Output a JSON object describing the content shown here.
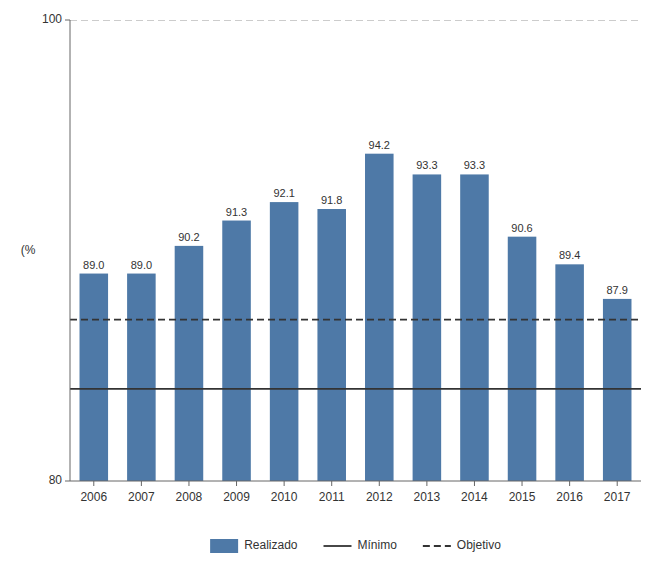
{
  "chart_data": {
    "type": "bar",
    "ylabel": "(%",
    "categories": [
      "2006",
      "2007",
      "2008",
      "2009",
      "2010",
      "2011",
      "2012",
      "2013",
      "2014",
      "2015",
      "2016",
      "2017"
    ],
    "series": [
      {
        "name": "Realizado",
        "color": "#4e79a7",
        "values": [
          89.0,
          89.0,
          90.2,
          91.3,
          92.1,
          91.8,
          94.2,
          93.3,
          93.3,
          90.6,
          89.4,
          87.9
        ],
        "value_labels": [
          "89.0",
          "89.0",
          "90.2",
          "91.3",
          "92.1",
          "91.8",
          "94.2",
          "93.3",
          "93.3",
          "90.6",
          "89.4",
          "87.9"
        ]
      }
    ],
    "reference_lines": [
      {
        "name": "Mínimo",
        "value": 84.0,
        "line_style": "solid",
        "color": "#333333"
      },
      {
        "name": "Objetivo",
        "value": 87.0,
        "line_style": "dashed",
        "color": "#333333"
      },
      {
        "value": 100,
        "line_style": "dashed",
        "color": "#999999"
      }
    ],
    "ylim": [
      80,
      100
    ],
    "yticks": [
      80,
      100
    ],
    "grid": false,
    "data_labels": true,
    "legend": "bottom"
  }
}
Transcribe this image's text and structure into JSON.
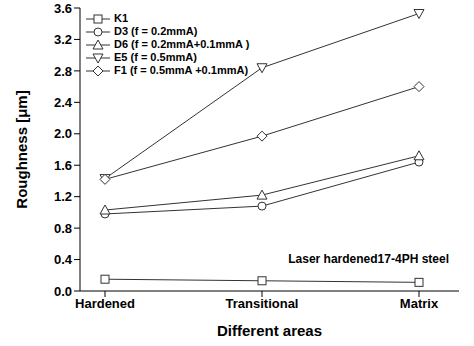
{
  "chart_data": {
    "type": "line",
    "x_label": "Different areas",
    "y_label": "Roughness [μm]",
    "annotation": "Laser hardened17-4PH steel",
    "categories": [
      "Hardened",
      "Transitional",
      "Matrix"
    ],
    "series": [
      {
        "name": "K1",
        "color": "#333333",
        "marker": "square",
        "values": [
          0.15,
          0.13,
          0.11
        ]
      },
      {
        "name": "D3 (f = 0.2mmA)",
        "color": "#333333",
        "marker": "circle",
        "values": [
          0.98,
          1.08,
          1.64
        ]
      },
      {
        "name": "D6 (f = 0.2mmA+0.1mmA )",
        "color": "#333333",
        "marker": "triangle-up",
        "values": [
          1.03,
          1.22,
          1.72
        ]
      },
      {
        "name": "E5 (f = 0.5mmA)",
        "color": "#333333",
        "marker": "triangle-down",
        "values": [
          1.43,
          2.84,
          3.53
        ]
      },
      {
        "name": "F1 (f = 0.5mmA +0.1mmA)",
        "color": "#333333",
        "marker": "diamond",
        "values": [
          1.42,
          1.97,
          2.6
        ]
      }
    ],
    "ylim": [
      0,
      3.6
    ],
    "yticks": [
      {
        "value": 0,
        "label": "0.0"
      },
      0.4,
      0.8,
      1.2,
      1.6,
      {
        "value": 2,
        "label": "2.0"
      },
      2.4,
      2.8,
      3.2,
      3.6
    ],
    "grid": false,
    "legend": "upper left"
  }
}
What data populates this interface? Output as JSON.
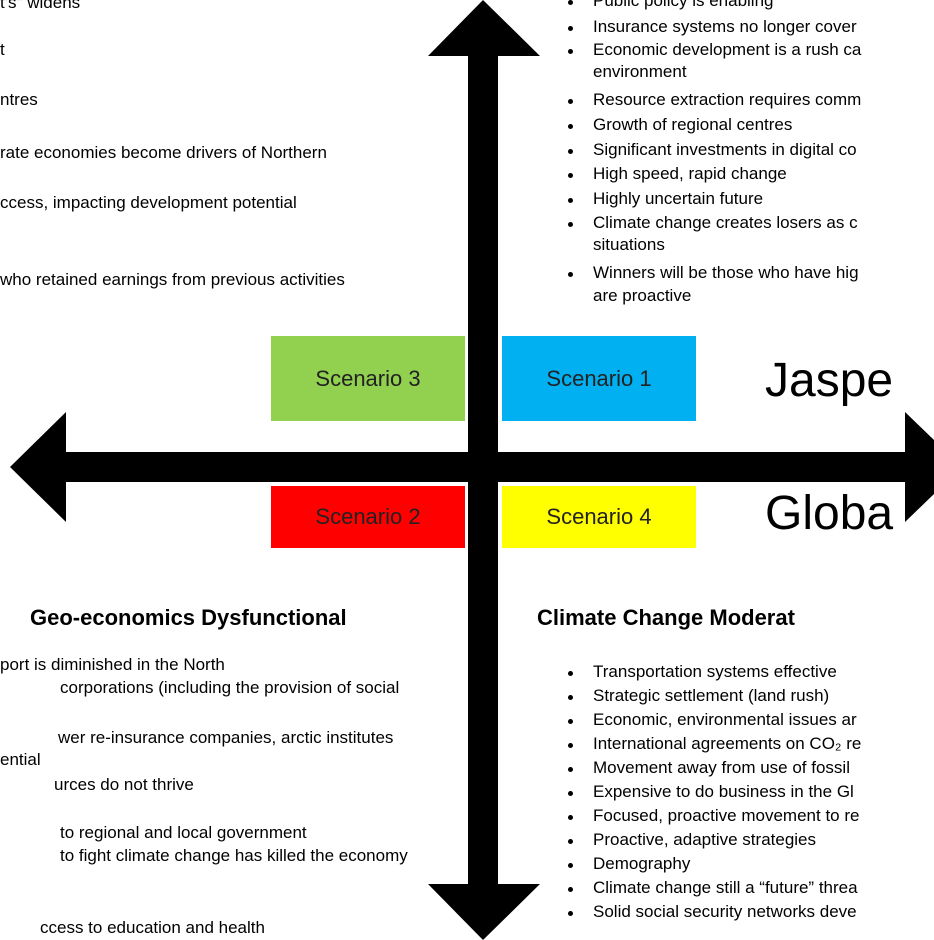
{
  "top_left": {
    "lines": [
      "t's\" widens",
      "t",
      "ntres",
      "rate economies become drivers of Northern",
      "ccess, impacting development potential",
      "who retained earnings from previous activities"
    ]
  },
  "top_right": {
    "items": [
      "Public policy is enabling",
      "Insurance systems no longer cover",
      "Economic development is a rush ca",
      "environment",
      "Resource extraction requires comm",
      "Growth of regional centres",
      "Significant investments in digital co",
      "High speed, rapid change",
      "Highly uncertain future",
      "Climate change creates losers as c",
      "situations",
      "Winners will be those who have hig",
      "are proactive"
    ]
  },
  "scenarios": [
    "Scenario 3",
    "Scenario 1",
    "Scenario 2",
    "Scenario 4"
  ],
  "axis_labels": [
    "Jaspe",
    "Globa"
  ],
  "bottom_left": {
    "title": "Geo-economics Dysfunctional",
    "lines": [
      "port is diminished in the North",
      "corporations (including the provision of social",
      "wer re-insurance companies, arctic institutes",
      "ential",
      "urces do not thrive",
      "to regional and local government",
      "to fight climate change has killed the economy",
      "ccess to education and health"
    ]
  },
  "bottom_right": {
    "title": "Climate Change Moderat",
    "items": [
      "Transportation systems effective",
      "Strategic settlement (land rush)",
      "Economic, environmental issues ar",
      "International agreements on CO₂ re",
      "Movement away from use of fossil",
      "Expensive to do business in the Gl",
      "Focused, proactive movement to re",
      "Proactive, adaptive strategies",
      "Demography",
      "Climate change still a “future” threa",
      "Solid social security networks deve"
    ]
  }
}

──────────

Return each line among the entries that holds the word "title".

    "title": "Geo-economics Dysfunctional",
    "title": "Climate Change Moderat",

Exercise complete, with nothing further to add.